Input for this task:
■ ■ ■

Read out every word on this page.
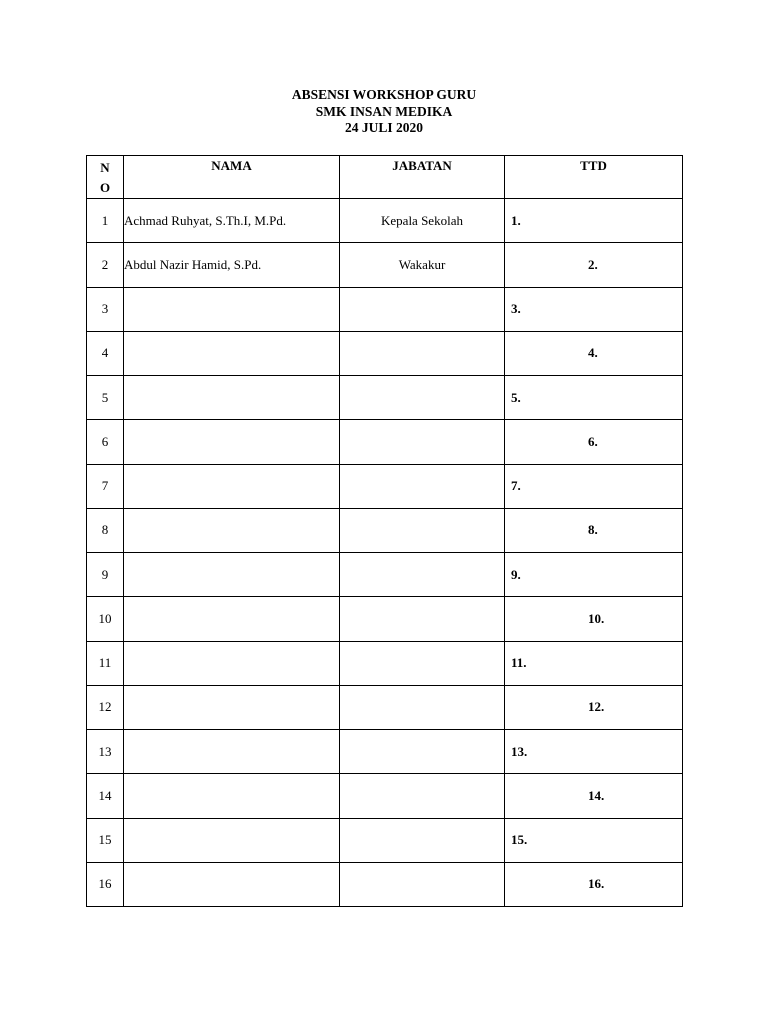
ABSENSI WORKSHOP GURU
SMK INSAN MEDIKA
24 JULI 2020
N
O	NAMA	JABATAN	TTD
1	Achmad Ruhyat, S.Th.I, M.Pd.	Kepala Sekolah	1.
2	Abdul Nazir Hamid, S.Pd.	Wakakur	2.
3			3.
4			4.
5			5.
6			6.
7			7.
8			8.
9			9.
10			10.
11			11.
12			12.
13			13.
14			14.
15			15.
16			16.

■ ■ ■

Your goal:
Output an exact copy of the material, with the pictures removed.

Final result:
Read out every word on this page.
ABSENSI WORKSHOP GURU
SMK INSAN MEDIKA
24 JULI 2020
N
O	NAMA	JABATAN	TTD
1	Achmad Ruhyat, S.Th.I, M.Pd.	Kepala Sekolah	1.
2	Abdul Nazir Hamid, S.Pd.	Wakakur	2.
3			3.
4			4.
5			5.
6			6.
7			7.
8			8.
9			9.
10			10.
11			11.
12			12.
13			13.
14			14.
15			15.
16			16.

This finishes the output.